» Your goal: Copy each line with the word "which" in it.
>> START Listing
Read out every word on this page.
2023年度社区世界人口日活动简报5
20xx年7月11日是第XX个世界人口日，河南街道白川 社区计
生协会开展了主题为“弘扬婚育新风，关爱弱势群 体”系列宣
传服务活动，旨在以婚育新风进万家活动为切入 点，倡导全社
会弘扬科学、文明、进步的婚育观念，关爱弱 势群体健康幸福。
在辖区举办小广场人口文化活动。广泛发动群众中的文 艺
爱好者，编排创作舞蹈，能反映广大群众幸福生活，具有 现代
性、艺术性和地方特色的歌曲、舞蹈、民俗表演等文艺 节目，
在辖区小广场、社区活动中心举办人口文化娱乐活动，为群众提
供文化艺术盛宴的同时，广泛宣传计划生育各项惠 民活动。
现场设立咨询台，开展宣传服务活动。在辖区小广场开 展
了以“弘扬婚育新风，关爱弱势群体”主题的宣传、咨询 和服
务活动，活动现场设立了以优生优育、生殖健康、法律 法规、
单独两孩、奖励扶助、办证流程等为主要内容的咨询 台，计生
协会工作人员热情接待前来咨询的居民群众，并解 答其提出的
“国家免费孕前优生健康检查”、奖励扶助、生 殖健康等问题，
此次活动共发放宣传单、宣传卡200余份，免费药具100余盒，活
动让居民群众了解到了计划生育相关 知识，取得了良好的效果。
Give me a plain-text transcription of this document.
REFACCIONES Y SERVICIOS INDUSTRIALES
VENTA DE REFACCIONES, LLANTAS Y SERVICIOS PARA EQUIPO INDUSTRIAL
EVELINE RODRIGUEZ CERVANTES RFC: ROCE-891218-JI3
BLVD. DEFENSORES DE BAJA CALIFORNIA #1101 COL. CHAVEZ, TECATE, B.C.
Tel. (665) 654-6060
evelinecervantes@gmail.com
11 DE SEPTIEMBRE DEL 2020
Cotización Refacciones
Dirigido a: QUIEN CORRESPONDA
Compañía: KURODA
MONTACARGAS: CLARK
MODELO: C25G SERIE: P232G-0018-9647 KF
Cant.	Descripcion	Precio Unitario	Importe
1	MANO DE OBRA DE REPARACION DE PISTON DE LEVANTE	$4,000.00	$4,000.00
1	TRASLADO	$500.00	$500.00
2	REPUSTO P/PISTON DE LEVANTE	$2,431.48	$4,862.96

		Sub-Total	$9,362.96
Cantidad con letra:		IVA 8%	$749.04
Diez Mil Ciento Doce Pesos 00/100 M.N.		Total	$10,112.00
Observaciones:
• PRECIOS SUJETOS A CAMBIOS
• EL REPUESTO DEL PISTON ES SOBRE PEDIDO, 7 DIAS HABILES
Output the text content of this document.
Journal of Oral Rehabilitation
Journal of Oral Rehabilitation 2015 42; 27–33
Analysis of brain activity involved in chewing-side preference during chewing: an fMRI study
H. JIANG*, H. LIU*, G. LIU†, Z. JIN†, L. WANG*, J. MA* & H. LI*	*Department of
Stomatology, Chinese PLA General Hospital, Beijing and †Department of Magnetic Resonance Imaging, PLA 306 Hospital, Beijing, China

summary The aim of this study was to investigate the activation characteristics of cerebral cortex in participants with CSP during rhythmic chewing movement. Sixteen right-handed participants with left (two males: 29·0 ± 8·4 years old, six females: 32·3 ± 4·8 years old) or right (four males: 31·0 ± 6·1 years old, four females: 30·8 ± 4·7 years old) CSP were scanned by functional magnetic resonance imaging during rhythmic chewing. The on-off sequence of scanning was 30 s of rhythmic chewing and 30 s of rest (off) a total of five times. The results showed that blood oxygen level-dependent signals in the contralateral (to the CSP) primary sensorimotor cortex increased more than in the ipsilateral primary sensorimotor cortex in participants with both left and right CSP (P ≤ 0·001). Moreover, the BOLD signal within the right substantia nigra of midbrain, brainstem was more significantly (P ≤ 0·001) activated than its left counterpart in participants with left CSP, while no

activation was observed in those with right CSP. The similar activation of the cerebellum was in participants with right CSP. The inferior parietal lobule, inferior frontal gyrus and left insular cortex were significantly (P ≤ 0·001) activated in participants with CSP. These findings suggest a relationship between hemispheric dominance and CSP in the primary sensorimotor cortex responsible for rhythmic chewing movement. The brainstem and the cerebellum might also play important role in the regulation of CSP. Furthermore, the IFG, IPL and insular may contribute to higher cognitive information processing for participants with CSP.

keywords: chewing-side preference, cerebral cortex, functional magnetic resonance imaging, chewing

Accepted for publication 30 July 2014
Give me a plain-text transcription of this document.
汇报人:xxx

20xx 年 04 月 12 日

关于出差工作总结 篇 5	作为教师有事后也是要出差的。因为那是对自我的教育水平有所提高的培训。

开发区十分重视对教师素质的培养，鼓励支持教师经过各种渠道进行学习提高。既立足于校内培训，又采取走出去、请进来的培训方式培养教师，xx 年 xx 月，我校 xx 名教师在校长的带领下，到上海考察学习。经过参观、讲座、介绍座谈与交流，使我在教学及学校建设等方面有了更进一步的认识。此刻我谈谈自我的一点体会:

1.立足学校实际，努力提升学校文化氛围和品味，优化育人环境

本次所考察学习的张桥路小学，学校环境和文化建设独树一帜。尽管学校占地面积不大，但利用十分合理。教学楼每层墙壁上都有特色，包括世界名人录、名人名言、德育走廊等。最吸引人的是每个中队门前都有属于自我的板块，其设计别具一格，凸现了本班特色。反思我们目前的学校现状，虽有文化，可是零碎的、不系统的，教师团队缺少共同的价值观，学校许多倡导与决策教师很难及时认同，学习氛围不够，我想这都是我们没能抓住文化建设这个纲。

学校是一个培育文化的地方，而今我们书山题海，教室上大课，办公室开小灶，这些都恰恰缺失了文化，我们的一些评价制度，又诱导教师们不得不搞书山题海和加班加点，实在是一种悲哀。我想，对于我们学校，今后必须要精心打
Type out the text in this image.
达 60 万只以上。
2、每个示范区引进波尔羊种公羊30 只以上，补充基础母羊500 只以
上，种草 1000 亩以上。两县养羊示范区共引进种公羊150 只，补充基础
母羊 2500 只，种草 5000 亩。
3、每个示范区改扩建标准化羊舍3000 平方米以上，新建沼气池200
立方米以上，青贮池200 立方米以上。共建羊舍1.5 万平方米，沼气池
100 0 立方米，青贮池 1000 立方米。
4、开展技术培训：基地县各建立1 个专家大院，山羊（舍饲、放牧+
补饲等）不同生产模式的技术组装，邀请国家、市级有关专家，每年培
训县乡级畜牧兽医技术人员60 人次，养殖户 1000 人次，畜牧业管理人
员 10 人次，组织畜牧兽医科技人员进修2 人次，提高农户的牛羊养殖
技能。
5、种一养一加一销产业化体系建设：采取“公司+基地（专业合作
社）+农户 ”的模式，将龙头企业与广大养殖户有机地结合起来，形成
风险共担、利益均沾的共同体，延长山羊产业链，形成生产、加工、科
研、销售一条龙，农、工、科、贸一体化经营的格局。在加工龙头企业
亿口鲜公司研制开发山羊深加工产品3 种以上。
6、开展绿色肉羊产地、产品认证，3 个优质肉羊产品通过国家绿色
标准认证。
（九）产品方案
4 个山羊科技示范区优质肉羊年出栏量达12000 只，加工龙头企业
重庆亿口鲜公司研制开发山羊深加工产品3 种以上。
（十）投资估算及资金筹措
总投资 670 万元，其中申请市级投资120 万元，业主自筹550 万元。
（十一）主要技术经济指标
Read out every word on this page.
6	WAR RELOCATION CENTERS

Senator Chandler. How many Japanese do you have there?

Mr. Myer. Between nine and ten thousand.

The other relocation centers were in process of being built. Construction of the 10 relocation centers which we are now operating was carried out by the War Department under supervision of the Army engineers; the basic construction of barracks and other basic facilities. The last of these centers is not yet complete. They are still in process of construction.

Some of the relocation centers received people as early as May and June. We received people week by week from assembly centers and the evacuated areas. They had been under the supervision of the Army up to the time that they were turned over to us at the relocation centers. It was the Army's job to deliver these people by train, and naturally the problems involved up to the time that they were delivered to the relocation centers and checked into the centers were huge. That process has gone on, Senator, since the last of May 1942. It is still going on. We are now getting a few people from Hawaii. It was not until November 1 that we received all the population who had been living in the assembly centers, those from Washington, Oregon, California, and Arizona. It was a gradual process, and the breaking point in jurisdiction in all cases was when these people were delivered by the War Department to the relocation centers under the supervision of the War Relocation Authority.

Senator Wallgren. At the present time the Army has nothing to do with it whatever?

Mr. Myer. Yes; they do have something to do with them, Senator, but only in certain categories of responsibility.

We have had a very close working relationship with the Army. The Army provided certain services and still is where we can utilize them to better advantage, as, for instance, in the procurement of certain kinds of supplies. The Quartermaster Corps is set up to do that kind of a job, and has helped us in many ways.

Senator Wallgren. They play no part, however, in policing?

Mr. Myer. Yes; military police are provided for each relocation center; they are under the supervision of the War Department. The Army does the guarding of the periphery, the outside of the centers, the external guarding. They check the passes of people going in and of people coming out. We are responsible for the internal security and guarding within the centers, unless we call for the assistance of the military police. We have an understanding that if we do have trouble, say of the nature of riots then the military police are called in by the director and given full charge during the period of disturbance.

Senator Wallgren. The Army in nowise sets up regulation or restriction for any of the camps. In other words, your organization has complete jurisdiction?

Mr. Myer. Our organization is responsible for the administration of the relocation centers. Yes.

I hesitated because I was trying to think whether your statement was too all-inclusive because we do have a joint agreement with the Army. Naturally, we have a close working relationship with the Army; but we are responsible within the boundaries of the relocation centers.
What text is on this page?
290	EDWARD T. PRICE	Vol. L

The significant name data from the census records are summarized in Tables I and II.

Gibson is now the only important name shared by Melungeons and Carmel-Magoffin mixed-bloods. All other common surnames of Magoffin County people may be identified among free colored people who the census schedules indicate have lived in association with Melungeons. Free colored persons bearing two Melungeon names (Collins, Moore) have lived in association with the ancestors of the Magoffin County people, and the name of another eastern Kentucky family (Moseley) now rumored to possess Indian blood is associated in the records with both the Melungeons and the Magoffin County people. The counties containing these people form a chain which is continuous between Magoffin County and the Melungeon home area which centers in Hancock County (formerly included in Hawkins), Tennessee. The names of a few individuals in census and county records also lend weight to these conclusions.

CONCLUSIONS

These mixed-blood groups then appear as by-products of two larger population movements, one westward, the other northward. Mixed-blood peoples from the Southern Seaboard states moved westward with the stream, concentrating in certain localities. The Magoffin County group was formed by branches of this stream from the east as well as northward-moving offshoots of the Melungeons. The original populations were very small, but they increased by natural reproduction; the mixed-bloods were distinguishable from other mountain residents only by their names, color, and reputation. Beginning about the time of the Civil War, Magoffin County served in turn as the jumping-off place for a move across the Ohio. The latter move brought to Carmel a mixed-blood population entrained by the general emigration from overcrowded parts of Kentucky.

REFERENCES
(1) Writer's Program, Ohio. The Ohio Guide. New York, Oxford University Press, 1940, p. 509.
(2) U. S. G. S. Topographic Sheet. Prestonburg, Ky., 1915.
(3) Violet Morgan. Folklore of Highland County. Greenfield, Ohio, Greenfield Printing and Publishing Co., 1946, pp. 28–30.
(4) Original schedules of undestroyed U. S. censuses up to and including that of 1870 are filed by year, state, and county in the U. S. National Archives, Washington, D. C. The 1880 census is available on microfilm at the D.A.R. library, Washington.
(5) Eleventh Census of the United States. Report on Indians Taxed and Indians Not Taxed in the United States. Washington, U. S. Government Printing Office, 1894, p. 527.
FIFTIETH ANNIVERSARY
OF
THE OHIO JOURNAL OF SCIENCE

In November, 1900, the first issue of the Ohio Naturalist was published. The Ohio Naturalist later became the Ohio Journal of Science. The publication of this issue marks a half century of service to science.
>> END Listing
» Full output:
The other relocation centers were in process of being built. Construction of the 10 relocation centers which we are now operating was carried out by the War Department under supervision of the Army engineers; the basic construction of barracks and other basic facilities. The last of these centers is not yet complete. They are still in process of construction.
Gibson is now the only important name shared by Melungeons and Carmel-Magoffin mixed-bloods. All other common surnames of Magoffin County people may be identified among free colored people who the census schedules indicate have lived in association with Melungeons. Free colored persons bearing two Melungeon names (Collins, Moore) have lived in association with the ancestors of the Magoffin County people, and the name of another eastern Kentucky family (Moseley) now rumored to possess Indian blood is associated in the records with both the Melungeons and the Magoffin County people. The counties containing these people form a chain which is continuous between Magoffin County and the Melungeon home area which centers in Hancock County (formerly included in Hawkins), Tennessee. The names of a few individuals in census and county records also lend weight to these conclusions.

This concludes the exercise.